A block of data
+--
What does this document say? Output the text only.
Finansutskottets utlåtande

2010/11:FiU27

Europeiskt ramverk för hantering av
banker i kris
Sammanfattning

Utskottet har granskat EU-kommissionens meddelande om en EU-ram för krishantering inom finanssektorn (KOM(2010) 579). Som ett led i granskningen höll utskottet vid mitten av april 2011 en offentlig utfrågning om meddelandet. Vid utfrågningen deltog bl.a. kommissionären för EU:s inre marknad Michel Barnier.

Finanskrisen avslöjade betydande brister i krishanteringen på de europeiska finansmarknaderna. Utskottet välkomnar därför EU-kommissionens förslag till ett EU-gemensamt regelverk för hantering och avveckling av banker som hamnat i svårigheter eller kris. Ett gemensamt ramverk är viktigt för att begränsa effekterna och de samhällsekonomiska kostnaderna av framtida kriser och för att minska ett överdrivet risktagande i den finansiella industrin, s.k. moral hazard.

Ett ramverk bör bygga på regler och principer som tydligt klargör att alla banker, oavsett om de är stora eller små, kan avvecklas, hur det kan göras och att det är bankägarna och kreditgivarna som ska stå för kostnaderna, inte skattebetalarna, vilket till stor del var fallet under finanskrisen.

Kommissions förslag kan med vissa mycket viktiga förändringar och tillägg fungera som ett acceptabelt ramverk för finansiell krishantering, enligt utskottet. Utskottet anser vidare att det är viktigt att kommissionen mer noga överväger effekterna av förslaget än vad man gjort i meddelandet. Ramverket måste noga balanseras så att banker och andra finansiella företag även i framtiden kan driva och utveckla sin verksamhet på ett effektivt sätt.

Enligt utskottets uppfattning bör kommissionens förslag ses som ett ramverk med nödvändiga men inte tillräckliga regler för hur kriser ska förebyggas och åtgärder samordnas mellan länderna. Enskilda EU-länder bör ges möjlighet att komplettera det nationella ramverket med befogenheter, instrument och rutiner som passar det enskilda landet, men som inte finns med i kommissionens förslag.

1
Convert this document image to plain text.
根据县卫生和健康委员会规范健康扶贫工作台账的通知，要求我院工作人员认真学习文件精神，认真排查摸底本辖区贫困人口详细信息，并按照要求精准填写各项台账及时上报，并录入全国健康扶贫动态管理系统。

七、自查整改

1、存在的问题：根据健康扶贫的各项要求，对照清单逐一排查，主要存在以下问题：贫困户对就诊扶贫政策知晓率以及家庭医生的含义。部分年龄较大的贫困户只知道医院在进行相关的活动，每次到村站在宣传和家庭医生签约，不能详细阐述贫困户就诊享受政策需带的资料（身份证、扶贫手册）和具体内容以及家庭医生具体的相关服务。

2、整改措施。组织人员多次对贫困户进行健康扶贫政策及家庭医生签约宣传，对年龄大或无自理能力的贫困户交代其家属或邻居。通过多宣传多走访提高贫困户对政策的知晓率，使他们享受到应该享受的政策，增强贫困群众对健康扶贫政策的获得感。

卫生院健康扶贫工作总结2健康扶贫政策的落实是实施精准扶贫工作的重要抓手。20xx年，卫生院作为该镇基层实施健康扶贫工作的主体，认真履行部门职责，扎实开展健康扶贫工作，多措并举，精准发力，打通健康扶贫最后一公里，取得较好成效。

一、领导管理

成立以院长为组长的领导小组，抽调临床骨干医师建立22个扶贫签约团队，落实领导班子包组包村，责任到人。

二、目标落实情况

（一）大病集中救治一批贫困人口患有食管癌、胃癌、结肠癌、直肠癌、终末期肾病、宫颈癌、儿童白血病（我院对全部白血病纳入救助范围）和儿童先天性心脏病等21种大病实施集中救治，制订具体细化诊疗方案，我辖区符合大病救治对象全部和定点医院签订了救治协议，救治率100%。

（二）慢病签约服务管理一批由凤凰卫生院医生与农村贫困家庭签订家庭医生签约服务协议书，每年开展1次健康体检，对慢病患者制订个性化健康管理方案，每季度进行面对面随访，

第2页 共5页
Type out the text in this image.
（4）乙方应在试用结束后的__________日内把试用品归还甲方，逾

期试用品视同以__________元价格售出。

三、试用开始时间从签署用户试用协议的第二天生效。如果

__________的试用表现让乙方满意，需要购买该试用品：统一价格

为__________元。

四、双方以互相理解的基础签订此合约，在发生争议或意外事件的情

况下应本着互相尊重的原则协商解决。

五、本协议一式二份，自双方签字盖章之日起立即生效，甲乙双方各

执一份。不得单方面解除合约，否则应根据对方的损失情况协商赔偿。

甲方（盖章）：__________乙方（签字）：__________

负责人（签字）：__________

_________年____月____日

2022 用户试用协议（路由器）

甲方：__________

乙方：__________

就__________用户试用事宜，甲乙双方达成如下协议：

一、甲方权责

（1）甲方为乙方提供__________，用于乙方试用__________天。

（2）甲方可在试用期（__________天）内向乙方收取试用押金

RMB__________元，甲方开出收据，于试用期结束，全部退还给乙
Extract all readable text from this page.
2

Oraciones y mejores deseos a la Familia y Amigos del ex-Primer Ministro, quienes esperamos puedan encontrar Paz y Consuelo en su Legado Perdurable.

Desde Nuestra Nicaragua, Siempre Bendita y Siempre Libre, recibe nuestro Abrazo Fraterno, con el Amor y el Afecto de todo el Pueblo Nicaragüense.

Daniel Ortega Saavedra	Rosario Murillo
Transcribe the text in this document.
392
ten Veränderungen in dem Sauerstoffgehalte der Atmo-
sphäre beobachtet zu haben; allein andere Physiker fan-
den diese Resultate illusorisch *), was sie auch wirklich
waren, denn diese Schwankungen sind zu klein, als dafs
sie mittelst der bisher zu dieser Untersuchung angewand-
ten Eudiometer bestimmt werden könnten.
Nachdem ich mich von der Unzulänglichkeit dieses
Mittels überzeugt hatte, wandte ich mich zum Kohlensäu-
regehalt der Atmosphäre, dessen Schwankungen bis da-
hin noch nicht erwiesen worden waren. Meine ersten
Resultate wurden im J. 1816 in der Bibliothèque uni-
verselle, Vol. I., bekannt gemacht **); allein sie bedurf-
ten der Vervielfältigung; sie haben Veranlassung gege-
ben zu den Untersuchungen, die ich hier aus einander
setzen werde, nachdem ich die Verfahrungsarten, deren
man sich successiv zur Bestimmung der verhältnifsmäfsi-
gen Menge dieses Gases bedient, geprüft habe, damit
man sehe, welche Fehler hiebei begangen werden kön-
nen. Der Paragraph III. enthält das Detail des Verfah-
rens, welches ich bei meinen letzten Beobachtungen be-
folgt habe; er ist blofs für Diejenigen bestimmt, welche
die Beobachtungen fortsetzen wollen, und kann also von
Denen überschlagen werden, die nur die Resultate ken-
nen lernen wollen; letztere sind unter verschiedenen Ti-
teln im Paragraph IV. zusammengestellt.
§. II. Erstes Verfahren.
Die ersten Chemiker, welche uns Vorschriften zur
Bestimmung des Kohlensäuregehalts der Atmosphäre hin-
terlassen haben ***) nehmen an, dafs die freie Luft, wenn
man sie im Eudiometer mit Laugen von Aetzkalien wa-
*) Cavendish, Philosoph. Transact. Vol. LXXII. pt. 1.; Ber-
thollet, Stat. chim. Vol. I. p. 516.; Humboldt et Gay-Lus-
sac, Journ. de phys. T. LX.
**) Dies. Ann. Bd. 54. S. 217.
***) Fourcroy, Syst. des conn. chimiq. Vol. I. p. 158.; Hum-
+--
* _AIM_: Reproduce the full listing word for word.

* _ANSWER TO THE PROBLEM_:
What does this document say? Output the text only.
Finansutskottets utlåtande

2010/11:FiU27

Europeiskt ramverk för hantering av
banker i kris
Sammanfattning

Utskottet har granskat EU-kommissionens meddelande om en EU-ram för krishantering inom finanssektorn (KOM(2010) 579). Som ett led i granskningen höll utskottet vid mitten av april 2011 en offentlig utfrågning om meddelandet. Vid utfrågningen deltog bl.a. kommissionären för EU:s inre marknad Michel Barnier.

Finanskrisen avslöjade betydande brister i krishanteringen på de europeiska finansmarknaderna. Utskottet välkomnar därför EU-kommissionens förslag till ett EU-gemensamt regelverk för hantering och avveckling av banker som hamnat i svårigheter eller kris. Ett gemensamt ramverk är viktigt för att begränsa effekterna och de samhällsekonomiska kostnaderna av framtida kriser och för att minska ett överdrivet risktagande i den finansiella industrin, s.k. moral hazard.

Ett ramverk bör bygga på regler och principer som tydligt klargör att alla banker, oavsett om de är stora eller små, kan avvecklas, hur det kan göras och att det är bankägarna och kreditgivarna som ska stå för kostnaderna, inte skattebetalarna, vilket till stor del var fallet under finanskrisen.

Kommissions förslag kan med vissa mycket viktiga förändringar och tillägg fungera som ett acceptabelt ramverk för finansiell krishantering, enligt utskottet. Utskottet anser vidare att det är viktigt att kommissionen mer noga överväger effekterna av förslaget än vad man gjort i meddelandet. Ramverket måste noga balanseras så att banker och andra finansiella företag även i framtiden kan driva och utveckla sin verksamhet på ett effektivt sätt.

Enligt utskottets uppfattning bör kommissionens förslag ses som ett ramverk med nödvändiga men inte tillräckliga regler för hur kriser ska förebyggas och åtgärder samordnas mellan länderna. Enskilda EU-länder bör ges möjlighet att komplettera det nationella ramverket med befogenheter, instrument och rutiner som passar det enskilda landet, men som inte finns med i kommissionens förslag.

1
Convert this document image to plain text.
根据县卫生和健康委员会规范健康扶贫工作台账的通知，要求我院工作人员认真学习文件精神，认真排查摸底本辖区贫困人口详细信息，并按照要求精准填写各项台账及时上报，并录入全国健康扶贫动态管理系统。

七、自查整改

1、存在的问题：根据健康扶贫的各项要求，对照清单逐一排查，主要存在以下问题：贫困户对就诊扶贫政策知晓率以及家庭医生的含义。部分年龄较大的贫困户只知道医院在进行相关的活动，每次到村站在宣传和家庭医生签约，不能详细阐述贫困户就诊享受政策需带的资料（身份证、扶贫手册）和具体内容以及家庭医生具体的相关服务。

2、整改措施。组织人员多次对贫困户进行健康扶贫政策及家庭医生签约宣传，对年龄大或无自理能力的贫困户交代其家属或邻居。通过多宣传多走访提高贫困户对政策的知晓率，使他们享受到应该享受的政策，增强贫困群众对健康扶贫政策的获得感。

卫生院健康扶贫工作总结2健康扶贫政策的落实是实施精准扶贫工作的重要抓手。20xx年，卫生院作为该镇基层实施健康扶贫工作的主体，认真履行部门职责，扎实开展健康扶贫工作，多措并举，精准发力，打通健康扶贫最后一公里，取得较好成效。

一、领导管理

成立以院长为组长的领导小组，抽调临床骨干医师建立22个扶贫签约团队，落实领导班子包组包村，责任到人。

二、目标落实情况

（一）大病集中救治一批贫困人口患有食管癌、胃癌、结肠癌、直肠癌、终末期肾病、宫颈癌、儿童白血病（我院对全部白血病纳入救助范围）和儿童先天性心脏病等21种大病实施集中救治，制订具体细化诊疗方案，我辖区符合大病救治对象全部和定点医院签订了救治协议，救治率100%。

（二）慢病签约服务管理一批由凤凰卫生院医生与农村贫困家庭签订家庭医生签约服务协议书，每年开展1次健康体检，对慢病患者制订个性化健康管理方案，每季度进行面对面随访，

第2页 共5页
Type out the text in this image.
（4）乙方应在试用结束后的__________日内把试用品归还甲方，逾

期试用品视同以__________元价格售出。

三、试用开始时间从签署用户试用协议的第二天生效。如果

__________的试用表现让乙方满意，需要购买该试用品：统一价格

为__________元。

四、双方以互相理解的基础签订此合约，在发生争议或意外事件的情

况下应本着互相尊重的原则协商解决。

五、本协议一式二份，自双方签字盖章之日起立即生效，甲乙双方各

执一份。不得单方面解除合约，否则应根据对方的损失情况协商赔偿。

甲方（盖章）：__________乙方（签字）：__________

负责人（签字）：__________

_________年____月____日

2022 用户试用协议（路由器）

甲方：__________

乙方：__________

就__________用户试用事宜，甲乙双方达成如下协议：

一、甲方权责

（1）甲方为乙方提供__________，用于乙方试用__________天。

（2）甲方可在试用期（__________天）内向乙方收取试用押金

RMB__________元，甲方开出收据，于试用期结束，全部退还给乙
Extract all readable text from this page.
2

Oraciones y mejores deseos a la Familia y Amigos del ex-Primer Ministro, quienes esperamos puedan encontrar Paz y Consuelo en su Legado Perdurable.

Desde Nuestra Nicaragua, Siempre Bendita y Siempre Libre, recibe nuestro Abrazo Fraterno, con el Amor y el Afecto de todo el Pueblo Nicaragüense.

Daniel Ortega Saavedra	Rosario Murillo
Transcribe the text in this document.
392
ten Veränderungen in dem Sauerstoffgehalte der Atmo-
sphäre beobachtet zu haben; allein andere Physiker fan-
den diese Resultate illusorisch *), was sie auch wirklich
waren, denn diese Schwankungen sind zu klein, als dafs
sie mittelst der bisher zu dieser Untersuchung angewand-
ten Eudiometer bestimmt werden könnten.
Nachdem ich mich von der Unzulänglichkeit dieses
Mittels überzeugt hatte, wandte ich mich zum Kohlensäu-
regehalt der Atmosphäre, dessen Schwankungen bis da-
hin noch nicht erwiesen worden waren. Meine ersten
Resultate wurden im J. 1816 in der Bibliothèque uni-
verselle, Vol. I., bekannt gemacht **); allein sie bedurf-
ten der Vervielfältigung; sie haben Veranlassung gege-
ben zu den Untersuchungen, die ich hier aus einander
setzen werde, nachdem ich die Verfahrungsarten, deren
man sich successiv zur Bestimmung der verhältnifsmäfsi-
gen Menge dieses Gases bedient, geprüft habe, damit
man sehe, welche Fehler hiebei begangen werden kön-
nen. Der Paragraph III. enthält das Detail des Verfah-
rens, welches ich bei meinen letzten Beobachtungen be-
folgt habe; er ist blofs für Diejenigen bestimmt, welche
die Beobachtungen fortsetzen wollen, und kann also von
Denen überschlagen werden, die nur die Resultate ken-
nen lernen wollen; letztere sind unter verschiedenen Ti-
teln im Paragraph IV. zusammengestellt.
§. II. Erstes Verfahren.
Die ersten Chemiker, welche uns Vorschriften zur
Bestimmung des Kohlensäuregehalts der Atmosphäre hin-
terlassen haben ***) nehmen an, dafs die freie Luft, wenn
man sie im Eudiometer mit Laugen von Aetzkalien wa-
*) Cavendish, Philosoph. Transact. Vol. LXXII. pt. 1.; Ber-
thollet, Stat. chim. Vol. I. p. 516.; Humboldt et Gay-Lus-
sac, Journ. de phys. T. LX.
**) Dies. Ann. Bd. 54. S. 217.
***) Fourcroy, Syst. des conn. chimiq. Vol. I. p. 158.; Hum-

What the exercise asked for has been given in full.